** EXTRACTED TEXT **
System design pattern

Messaging / Chat

Design a reliable, low-latency chat system with ordering guarantees, delivery states, and real-time fan-out across devices.

HardReal-timeScalabilityConsistencyReliability

Practice: Design WhatsApp Practice: Design Facebook Messenger

How to Recognize This Pattern

The prompt involves real-time conversation, online/offline users, and multi-device behavior.
You hear delivery status, unread counts, and reconnect/replay requirements.
Ordering, dedupe, and eventual consistency are all mentioned together.
The main challenge is not storing text; it is reliable delivery under network churn.

Approach (Step-by-step)

This is where senior candidates show decision quality, not just component naming.

1
Clarify chat scope, conversation types, and message semantics first.
2
Design durable write path with sequence assignment and idempotency keys.
3
Design real-time delivery path for online users via gateway + pub-sub.
4
Design offline path: queue notifications and cursor-based replay.
5
Define delivery/read receipt state machine and source-of-truth updates.
6
Plan sharding strategy by conversation/user and load hotspots.
7
Design failure handling for disconnects, retries, duplicates, and delayed acks.
8
Define observability for delivery latency, ack timeout, queue lag, and reconnect success.

** ROWS **
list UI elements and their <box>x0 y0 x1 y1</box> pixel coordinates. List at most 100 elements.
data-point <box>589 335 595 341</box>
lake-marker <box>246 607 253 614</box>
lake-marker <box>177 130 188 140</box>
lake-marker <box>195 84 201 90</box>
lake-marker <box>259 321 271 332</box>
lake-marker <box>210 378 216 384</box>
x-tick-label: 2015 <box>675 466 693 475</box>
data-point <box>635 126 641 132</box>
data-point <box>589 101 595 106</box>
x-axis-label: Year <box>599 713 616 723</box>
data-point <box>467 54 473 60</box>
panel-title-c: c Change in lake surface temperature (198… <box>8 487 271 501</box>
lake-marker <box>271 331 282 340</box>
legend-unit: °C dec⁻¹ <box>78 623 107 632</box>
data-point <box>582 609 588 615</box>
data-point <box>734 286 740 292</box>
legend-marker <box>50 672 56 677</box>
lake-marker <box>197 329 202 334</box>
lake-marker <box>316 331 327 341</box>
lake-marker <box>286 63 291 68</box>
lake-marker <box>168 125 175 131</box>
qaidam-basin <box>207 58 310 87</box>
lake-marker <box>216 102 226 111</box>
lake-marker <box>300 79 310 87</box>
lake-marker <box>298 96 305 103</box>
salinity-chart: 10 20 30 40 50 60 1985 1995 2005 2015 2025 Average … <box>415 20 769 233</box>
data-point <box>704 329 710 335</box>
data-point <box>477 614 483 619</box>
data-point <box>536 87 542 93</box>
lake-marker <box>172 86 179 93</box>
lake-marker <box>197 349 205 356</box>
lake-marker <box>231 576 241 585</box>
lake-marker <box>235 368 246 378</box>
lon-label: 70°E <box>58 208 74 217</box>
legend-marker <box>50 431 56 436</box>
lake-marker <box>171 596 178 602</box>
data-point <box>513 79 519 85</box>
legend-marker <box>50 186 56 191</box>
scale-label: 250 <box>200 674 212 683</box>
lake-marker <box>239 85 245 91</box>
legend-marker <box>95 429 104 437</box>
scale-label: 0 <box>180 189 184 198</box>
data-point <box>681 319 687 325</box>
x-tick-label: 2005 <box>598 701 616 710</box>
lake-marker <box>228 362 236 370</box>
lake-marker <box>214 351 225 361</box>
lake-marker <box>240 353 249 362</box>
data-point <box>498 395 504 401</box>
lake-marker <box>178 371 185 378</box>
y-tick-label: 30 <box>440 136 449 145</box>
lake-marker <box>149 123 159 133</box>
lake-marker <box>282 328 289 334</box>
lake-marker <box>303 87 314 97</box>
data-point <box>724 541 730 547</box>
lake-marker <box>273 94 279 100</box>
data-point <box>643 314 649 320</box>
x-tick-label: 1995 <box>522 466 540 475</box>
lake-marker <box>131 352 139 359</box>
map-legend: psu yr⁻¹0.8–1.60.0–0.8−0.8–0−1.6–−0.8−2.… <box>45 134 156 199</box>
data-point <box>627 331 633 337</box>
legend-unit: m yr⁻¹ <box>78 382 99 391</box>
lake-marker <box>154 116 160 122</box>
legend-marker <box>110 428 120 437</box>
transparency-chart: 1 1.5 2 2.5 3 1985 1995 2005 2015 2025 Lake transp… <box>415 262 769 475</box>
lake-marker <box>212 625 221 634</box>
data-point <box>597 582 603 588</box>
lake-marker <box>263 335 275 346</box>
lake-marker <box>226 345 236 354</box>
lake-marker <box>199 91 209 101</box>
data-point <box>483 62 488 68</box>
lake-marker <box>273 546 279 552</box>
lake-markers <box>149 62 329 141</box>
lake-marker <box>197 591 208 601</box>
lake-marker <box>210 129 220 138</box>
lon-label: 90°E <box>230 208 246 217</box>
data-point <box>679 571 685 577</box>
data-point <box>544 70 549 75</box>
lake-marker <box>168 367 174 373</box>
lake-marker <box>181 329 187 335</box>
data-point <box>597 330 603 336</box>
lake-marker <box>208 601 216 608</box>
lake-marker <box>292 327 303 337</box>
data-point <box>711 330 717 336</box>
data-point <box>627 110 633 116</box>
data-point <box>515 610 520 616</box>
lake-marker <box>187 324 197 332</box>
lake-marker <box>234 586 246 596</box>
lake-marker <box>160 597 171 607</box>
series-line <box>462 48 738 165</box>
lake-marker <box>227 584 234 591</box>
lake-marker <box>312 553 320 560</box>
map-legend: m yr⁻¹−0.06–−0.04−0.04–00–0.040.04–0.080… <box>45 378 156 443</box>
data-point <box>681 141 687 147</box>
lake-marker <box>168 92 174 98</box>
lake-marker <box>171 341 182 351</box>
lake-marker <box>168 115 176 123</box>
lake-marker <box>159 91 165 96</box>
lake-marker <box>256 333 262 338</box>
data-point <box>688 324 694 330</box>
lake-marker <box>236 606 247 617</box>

** TASKS FOR THIS EXERCISE **
1. Answer these from the chat design page:
(a) What does the page name as the main challenge of this pattern?
(b) Which two things does the durable write path include?
(c) What two things make up the offline path?
2. Reproduce word for word the stretch of the chat design page from "Practice: Design WhatsApp" through "all mentioned together.".

** RESULTS OF THE TASKS **
1.
(a) Reliable delivery under network churn, not storing text.
(b) Sequence assignment and idempotency keys.
(c) Queue notifications and cursor-based replay.

2.
Practice: Design WhatsApp Practice: Design Facebook Messenger

How to Recognize This Pattern

The prompt involves real-time conversation, online/offline users, and multi-device behavior.
You hear delivery status, unread counts, and reconnect/replay requirements.
Ordering, dedupe, and eventual consistency are all mentioned together.